* [Goal]: Pull out every line containing the string "已知函数".
### Materials provided ###
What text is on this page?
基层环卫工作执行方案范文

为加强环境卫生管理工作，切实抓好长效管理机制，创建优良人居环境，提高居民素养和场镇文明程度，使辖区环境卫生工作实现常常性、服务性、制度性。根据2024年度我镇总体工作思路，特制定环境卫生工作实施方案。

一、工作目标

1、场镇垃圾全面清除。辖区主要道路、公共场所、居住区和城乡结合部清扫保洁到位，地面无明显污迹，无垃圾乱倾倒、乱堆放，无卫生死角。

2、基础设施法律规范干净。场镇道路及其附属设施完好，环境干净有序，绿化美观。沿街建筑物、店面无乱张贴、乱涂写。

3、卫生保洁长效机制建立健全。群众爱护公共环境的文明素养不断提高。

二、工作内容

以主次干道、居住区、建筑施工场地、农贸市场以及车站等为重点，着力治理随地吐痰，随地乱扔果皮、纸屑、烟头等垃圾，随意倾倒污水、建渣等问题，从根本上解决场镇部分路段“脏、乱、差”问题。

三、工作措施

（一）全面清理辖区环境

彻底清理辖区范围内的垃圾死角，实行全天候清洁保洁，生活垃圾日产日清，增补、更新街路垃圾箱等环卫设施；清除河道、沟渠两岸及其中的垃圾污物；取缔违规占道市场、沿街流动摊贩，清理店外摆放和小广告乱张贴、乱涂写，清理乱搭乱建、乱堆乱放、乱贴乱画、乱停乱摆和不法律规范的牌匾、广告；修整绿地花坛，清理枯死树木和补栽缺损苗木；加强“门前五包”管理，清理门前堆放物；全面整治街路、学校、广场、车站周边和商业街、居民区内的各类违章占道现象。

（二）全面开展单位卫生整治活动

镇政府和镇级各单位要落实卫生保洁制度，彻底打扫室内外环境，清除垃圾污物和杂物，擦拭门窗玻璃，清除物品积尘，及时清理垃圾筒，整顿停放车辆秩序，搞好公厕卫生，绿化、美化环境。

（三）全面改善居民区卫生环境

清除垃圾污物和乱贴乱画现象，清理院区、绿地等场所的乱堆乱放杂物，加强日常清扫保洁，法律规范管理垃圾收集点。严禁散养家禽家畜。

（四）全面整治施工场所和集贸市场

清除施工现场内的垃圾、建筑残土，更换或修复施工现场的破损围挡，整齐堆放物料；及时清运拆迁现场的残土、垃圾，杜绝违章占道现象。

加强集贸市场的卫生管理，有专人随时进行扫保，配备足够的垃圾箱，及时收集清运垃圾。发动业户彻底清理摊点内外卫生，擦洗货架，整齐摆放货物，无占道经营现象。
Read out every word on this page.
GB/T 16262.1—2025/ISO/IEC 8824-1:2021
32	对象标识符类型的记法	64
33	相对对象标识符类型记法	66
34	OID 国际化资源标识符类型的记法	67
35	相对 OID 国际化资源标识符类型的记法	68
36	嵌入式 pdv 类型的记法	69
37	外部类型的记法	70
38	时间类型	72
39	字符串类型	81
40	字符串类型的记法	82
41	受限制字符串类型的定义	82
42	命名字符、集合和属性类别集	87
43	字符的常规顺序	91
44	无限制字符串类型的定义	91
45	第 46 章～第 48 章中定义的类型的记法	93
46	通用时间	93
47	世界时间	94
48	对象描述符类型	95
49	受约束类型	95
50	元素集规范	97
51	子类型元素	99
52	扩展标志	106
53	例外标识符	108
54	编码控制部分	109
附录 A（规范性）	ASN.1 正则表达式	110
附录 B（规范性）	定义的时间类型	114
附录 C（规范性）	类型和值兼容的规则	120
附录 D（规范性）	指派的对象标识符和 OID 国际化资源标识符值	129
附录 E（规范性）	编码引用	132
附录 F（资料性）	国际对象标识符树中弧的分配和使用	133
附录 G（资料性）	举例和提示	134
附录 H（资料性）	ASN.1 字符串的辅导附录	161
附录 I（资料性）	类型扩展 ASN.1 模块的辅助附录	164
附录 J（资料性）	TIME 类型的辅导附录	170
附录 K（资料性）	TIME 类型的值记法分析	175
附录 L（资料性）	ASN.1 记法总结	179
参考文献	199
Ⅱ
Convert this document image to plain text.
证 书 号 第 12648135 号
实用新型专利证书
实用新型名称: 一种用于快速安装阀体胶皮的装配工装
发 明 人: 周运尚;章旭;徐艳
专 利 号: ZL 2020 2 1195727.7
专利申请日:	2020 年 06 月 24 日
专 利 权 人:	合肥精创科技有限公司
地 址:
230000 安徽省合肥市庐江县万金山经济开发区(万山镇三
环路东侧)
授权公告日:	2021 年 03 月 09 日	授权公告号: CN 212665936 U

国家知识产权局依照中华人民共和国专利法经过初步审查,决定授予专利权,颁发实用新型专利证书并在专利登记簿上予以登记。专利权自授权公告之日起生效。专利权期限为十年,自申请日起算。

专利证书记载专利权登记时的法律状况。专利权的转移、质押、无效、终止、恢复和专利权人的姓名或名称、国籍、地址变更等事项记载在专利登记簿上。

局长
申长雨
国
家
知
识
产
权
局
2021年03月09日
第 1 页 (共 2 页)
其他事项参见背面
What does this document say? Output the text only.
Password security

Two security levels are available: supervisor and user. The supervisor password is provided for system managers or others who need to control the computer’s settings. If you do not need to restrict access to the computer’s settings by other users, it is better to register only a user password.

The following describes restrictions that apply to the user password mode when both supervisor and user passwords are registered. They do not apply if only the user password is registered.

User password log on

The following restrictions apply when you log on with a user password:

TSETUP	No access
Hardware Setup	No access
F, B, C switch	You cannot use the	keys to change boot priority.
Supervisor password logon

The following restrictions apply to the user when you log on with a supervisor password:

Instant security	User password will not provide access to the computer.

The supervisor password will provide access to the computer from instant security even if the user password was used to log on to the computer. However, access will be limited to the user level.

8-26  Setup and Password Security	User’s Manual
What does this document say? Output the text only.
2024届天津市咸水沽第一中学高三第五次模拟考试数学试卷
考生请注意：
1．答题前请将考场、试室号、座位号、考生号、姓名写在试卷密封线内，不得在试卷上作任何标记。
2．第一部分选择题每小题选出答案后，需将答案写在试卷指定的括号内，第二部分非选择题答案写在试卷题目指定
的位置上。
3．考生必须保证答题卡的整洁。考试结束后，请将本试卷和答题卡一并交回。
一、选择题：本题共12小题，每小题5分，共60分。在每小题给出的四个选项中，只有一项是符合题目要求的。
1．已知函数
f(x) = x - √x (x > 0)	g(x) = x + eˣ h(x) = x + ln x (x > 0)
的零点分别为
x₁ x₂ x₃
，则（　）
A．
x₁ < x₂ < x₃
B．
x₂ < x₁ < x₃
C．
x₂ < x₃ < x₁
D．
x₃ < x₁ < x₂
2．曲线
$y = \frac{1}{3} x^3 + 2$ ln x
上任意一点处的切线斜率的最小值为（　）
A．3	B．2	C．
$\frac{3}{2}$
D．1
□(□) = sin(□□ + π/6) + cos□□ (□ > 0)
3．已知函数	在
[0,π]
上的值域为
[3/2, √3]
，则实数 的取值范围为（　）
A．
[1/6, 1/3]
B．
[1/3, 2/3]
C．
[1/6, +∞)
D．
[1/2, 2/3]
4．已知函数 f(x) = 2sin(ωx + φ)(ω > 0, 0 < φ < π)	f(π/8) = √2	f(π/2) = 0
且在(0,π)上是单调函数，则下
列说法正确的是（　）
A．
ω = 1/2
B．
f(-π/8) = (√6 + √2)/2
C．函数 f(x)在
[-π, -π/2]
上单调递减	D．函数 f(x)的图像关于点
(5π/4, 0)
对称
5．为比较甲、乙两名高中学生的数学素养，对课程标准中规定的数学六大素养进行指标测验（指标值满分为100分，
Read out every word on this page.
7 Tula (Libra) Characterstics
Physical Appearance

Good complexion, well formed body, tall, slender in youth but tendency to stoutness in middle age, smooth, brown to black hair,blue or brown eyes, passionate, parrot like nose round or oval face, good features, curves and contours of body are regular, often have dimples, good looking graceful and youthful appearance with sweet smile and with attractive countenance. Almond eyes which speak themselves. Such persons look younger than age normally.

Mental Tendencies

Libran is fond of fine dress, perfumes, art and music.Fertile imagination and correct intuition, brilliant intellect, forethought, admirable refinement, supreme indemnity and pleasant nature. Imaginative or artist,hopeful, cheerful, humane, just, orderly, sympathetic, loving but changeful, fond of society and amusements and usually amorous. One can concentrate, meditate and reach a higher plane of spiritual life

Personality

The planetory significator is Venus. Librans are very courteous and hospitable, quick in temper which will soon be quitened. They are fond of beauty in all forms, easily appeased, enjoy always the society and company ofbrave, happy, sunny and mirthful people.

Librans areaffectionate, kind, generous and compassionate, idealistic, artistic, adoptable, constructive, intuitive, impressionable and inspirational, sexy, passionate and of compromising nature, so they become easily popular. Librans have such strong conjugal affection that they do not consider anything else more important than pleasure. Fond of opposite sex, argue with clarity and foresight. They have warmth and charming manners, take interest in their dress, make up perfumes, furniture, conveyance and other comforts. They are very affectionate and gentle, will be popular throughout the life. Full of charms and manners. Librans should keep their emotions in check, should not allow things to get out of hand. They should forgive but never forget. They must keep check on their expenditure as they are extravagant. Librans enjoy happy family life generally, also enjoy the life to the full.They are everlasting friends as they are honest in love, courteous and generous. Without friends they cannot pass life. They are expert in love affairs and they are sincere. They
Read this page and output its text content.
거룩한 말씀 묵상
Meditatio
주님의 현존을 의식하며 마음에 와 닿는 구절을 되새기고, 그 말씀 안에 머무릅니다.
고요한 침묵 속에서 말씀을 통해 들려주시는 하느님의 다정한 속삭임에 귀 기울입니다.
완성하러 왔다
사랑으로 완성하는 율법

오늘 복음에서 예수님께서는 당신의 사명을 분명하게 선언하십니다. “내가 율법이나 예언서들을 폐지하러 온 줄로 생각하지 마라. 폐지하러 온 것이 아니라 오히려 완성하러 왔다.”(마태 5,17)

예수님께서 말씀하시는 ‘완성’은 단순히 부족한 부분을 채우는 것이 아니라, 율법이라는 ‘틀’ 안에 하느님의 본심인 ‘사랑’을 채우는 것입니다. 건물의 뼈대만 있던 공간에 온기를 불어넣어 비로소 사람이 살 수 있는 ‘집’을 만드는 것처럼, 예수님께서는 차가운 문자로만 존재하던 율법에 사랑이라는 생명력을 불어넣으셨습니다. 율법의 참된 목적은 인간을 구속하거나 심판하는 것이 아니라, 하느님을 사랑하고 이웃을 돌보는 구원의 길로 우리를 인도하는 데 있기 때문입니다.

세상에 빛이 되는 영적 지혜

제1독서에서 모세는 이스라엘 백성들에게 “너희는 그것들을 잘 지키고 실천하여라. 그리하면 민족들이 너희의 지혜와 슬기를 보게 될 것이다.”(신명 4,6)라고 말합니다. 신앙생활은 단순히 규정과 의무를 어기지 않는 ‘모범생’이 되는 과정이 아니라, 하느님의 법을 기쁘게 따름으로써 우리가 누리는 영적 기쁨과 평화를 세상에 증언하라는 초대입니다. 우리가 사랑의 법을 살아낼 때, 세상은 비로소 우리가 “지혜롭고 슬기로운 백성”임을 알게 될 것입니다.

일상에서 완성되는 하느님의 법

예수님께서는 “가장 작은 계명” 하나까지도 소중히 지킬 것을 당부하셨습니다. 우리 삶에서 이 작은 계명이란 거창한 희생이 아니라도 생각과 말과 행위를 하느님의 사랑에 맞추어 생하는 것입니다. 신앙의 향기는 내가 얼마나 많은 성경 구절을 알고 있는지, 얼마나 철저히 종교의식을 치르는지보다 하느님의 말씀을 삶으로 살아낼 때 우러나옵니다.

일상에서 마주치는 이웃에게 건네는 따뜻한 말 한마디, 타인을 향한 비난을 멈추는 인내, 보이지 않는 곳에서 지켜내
###
* [Result for this task]:
1．已知函数
3．已知函数	在
4．已知函数 f(x) = 2sin(ωx + φ)(ω > 0, 0 < φ < π)	f(π/8) = √2	f(π/2) = 0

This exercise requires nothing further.